(Figure contents as structured data)

- - - -

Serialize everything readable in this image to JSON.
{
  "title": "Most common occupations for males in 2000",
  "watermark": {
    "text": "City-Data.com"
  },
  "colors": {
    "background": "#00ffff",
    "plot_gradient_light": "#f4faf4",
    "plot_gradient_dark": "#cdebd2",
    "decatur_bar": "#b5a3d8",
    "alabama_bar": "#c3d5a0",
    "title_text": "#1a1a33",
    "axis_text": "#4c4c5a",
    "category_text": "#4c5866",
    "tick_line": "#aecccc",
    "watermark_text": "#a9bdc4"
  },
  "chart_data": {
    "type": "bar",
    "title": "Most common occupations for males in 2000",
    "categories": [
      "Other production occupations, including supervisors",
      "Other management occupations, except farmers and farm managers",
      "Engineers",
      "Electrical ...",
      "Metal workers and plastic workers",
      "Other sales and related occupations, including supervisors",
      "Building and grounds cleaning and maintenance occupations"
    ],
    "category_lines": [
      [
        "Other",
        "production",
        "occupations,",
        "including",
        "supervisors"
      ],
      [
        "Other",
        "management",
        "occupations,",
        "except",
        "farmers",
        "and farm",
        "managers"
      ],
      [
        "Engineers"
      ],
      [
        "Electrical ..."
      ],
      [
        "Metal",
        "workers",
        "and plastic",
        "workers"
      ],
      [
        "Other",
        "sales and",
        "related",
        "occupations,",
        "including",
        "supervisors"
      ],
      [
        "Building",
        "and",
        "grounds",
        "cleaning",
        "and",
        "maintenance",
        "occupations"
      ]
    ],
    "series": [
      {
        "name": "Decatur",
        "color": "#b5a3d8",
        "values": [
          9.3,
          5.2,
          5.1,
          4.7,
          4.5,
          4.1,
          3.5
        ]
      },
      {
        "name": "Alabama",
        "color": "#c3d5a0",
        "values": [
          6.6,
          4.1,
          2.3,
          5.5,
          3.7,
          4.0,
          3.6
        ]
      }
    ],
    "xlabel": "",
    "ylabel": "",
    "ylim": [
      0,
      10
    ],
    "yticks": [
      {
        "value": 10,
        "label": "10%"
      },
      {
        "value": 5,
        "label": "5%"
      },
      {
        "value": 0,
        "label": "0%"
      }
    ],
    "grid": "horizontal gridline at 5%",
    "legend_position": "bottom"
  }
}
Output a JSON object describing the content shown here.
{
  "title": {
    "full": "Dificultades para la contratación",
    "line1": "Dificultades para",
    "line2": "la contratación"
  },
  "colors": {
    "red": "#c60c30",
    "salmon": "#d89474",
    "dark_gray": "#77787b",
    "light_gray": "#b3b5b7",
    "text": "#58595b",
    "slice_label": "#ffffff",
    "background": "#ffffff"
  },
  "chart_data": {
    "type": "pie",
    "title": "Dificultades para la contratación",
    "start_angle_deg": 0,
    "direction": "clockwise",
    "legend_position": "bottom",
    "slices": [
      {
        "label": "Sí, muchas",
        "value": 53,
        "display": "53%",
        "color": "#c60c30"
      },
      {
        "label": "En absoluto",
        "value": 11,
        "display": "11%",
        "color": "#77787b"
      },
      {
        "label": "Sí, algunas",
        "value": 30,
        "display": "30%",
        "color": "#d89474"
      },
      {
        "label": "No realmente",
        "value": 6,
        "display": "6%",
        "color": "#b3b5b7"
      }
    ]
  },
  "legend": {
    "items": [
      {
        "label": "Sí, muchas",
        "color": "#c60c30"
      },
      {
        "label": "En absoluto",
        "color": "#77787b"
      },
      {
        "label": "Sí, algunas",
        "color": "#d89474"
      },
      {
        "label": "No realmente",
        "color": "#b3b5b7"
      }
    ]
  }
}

- - - -

▶ **Challenge**
Every line of the listing that holds "farmers" should be found and copied.

▶ **Finished answer**
      "Other management occupations, except farmers and farm managers",
        "farmers",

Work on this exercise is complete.